● **AIM OF THE EXERCISE**
Set out every line bearing the string "지하안전점검".

● **INFORMATION SHOWN**
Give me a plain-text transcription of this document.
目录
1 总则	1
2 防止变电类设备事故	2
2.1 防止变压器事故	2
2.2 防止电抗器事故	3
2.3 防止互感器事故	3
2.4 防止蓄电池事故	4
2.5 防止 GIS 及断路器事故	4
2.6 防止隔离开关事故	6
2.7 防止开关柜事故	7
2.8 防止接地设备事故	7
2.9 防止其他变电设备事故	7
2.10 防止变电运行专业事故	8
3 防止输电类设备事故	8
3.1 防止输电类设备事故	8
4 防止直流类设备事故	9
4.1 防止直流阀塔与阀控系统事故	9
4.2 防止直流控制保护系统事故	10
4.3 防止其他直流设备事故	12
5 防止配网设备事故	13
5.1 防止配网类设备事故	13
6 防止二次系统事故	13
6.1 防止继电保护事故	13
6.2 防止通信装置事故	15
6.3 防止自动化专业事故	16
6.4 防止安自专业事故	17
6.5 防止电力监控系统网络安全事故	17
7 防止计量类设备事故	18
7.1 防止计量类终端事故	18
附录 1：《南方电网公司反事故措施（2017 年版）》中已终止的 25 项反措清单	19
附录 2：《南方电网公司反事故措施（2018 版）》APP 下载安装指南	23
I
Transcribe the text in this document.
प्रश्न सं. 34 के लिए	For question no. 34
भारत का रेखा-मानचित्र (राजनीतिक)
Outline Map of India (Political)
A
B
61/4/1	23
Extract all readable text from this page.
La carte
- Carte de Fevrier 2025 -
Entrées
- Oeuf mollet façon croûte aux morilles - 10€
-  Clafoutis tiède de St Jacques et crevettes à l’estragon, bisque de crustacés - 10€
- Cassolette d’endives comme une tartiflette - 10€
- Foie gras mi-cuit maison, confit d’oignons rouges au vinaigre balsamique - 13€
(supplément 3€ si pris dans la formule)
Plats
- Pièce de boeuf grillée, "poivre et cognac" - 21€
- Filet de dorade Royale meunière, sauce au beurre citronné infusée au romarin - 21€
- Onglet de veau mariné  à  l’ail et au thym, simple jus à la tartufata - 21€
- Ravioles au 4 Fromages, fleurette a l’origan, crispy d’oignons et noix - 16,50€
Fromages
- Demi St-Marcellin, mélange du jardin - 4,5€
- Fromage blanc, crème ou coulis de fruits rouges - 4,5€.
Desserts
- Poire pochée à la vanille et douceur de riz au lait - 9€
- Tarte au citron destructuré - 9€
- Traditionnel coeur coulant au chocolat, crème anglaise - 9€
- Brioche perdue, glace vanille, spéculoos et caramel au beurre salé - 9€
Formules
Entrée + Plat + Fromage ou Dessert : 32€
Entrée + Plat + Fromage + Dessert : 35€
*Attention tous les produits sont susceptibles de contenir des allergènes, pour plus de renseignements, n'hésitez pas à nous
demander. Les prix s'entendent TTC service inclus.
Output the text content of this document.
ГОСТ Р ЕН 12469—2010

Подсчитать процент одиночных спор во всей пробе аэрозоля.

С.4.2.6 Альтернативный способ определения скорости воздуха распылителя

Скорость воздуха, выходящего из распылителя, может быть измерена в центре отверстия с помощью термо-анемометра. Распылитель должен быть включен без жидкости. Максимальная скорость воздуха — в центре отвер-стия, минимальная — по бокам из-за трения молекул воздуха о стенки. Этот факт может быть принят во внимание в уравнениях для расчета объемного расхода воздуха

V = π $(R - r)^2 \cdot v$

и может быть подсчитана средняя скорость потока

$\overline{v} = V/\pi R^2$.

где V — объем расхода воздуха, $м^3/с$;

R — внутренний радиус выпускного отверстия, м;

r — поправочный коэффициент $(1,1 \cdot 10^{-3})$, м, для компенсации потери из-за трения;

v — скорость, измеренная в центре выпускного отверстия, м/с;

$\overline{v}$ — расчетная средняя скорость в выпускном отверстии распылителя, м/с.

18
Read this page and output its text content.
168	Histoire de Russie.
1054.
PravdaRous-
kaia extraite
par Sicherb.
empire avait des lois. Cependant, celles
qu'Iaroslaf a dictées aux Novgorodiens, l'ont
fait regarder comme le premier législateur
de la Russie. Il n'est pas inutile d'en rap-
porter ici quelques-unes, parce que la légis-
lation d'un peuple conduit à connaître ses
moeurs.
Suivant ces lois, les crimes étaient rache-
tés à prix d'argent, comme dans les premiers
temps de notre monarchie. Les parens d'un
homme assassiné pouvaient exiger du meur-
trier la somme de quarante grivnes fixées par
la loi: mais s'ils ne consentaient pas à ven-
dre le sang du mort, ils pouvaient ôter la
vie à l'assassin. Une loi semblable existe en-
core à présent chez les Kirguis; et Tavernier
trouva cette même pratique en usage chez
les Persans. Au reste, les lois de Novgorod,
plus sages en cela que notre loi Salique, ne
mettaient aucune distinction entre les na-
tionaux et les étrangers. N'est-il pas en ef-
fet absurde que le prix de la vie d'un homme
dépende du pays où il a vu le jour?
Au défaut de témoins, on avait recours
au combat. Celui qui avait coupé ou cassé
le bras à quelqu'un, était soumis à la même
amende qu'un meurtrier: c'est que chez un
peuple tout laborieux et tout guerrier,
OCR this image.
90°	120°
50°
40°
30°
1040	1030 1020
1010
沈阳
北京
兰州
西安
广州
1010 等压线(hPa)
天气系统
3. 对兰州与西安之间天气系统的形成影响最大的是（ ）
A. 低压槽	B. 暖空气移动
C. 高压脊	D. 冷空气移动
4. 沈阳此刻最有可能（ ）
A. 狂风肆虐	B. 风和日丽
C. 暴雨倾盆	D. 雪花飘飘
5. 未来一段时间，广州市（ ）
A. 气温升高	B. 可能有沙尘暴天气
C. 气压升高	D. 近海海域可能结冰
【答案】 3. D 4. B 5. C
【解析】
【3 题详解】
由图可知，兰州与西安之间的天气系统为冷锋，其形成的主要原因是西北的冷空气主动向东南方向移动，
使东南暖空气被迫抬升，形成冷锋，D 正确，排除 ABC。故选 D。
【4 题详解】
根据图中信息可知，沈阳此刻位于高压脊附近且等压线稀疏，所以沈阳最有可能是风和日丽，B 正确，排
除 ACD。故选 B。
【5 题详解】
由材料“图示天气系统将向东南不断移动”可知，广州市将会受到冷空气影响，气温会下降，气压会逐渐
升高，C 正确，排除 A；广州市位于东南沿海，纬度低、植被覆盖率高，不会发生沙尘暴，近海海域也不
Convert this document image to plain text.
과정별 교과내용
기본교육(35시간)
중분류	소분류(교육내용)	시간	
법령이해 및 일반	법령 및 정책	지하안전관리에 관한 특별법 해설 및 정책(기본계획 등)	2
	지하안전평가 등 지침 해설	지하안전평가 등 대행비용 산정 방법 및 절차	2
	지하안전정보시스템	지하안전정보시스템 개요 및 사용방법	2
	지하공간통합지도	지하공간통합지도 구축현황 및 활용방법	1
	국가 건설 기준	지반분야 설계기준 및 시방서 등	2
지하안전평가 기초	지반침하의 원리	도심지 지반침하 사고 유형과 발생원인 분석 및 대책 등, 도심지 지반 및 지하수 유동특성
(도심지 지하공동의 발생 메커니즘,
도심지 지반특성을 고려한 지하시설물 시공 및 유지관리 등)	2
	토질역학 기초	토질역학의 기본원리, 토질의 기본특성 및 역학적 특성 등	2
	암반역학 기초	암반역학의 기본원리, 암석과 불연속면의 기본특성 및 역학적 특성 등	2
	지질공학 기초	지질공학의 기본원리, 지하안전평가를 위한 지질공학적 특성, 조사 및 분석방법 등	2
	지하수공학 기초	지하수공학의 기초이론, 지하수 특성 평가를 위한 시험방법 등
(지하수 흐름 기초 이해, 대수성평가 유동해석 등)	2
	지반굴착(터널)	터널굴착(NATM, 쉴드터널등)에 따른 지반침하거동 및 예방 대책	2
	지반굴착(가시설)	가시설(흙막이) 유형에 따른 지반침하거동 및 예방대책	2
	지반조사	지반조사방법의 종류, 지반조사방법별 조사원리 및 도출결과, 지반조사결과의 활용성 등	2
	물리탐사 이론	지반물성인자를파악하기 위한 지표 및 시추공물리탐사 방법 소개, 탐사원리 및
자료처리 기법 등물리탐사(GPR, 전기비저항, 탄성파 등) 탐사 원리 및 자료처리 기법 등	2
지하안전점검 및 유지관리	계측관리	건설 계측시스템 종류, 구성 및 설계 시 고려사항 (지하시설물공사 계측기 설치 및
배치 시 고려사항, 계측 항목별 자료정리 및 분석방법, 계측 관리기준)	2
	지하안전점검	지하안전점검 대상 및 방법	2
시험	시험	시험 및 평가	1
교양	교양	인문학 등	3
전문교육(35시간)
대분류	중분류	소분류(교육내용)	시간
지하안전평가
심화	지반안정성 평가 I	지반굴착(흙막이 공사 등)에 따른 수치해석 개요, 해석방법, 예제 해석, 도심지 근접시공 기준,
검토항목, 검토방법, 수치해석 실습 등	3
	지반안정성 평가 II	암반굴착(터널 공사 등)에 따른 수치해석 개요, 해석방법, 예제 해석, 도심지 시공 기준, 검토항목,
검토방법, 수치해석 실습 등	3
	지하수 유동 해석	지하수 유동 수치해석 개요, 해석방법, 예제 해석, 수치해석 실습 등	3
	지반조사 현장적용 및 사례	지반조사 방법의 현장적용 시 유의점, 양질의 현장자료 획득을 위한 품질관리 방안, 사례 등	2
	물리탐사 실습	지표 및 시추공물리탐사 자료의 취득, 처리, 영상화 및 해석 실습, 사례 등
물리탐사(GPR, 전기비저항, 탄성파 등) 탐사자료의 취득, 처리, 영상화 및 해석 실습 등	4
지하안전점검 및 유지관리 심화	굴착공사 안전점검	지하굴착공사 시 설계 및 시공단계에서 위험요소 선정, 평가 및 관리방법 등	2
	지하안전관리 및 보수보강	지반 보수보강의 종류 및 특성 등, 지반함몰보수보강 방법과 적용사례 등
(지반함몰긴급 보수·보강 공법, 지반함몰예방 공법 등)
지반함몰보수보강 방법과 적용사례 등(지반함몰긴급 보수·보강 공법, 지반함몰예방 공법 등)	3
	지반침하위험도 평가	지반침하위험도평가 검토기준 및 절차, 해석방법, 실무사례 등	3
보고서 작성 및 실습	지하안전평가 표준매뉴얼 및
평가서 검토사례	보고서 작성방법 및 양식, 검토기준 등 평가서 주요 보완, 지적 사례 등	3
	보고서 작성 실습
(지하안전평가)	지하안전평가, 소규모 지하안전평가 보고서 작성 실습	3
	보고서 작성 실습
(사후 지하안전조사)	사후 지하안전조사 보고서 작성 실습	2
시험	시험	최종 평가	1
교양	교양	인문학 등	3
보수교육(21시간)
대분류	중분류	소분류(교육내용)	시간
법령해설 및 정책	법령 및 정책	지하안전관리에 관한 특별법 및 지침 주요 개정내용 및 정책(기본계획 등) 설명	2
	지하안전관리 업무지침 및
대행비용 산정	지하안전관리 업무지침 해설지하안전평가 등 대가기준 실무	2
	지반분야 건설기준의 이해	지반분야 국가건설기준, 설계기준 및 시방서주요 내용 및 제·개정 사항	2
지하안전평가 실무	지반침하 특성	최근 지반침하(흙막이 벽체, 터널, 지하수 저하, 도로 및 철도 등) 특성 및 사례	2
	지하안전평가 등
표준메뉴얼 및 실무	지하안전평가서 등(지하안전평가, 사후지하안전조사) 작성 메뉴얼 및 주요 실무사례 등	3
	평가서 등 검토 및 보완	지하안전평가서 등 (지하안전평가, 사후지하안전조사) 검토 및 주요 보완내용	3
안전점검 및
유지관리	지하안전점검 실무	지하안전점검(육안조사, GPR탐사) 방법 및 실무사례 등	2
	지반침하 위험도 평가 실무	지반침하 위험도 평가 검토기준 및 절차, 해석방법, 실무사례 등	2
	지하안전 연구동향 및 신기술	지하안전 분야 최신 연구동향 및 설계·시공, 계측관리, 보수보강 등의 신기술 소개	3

● **WORKED ANSWER**
지하안전점검 및 유지관리	계측관리	건설 계측시스템 종류, 구성 및 설계 시 고려사항 (지하시설물공사 계측기 설치 및
	지하안전점검	지하안전점검 대상 및 방법	2
지하안전점검 및 유지관리 심화	굴착공사 안전점검	지하굴착공사 시 설계 및 시공단계에서 위험요소 선정, 평가 및 관리방법 등	2
유지관리	지하안전점검 실무	지하안전점검(육안조사, GPR탐사) 방법 및 실무사례 등	2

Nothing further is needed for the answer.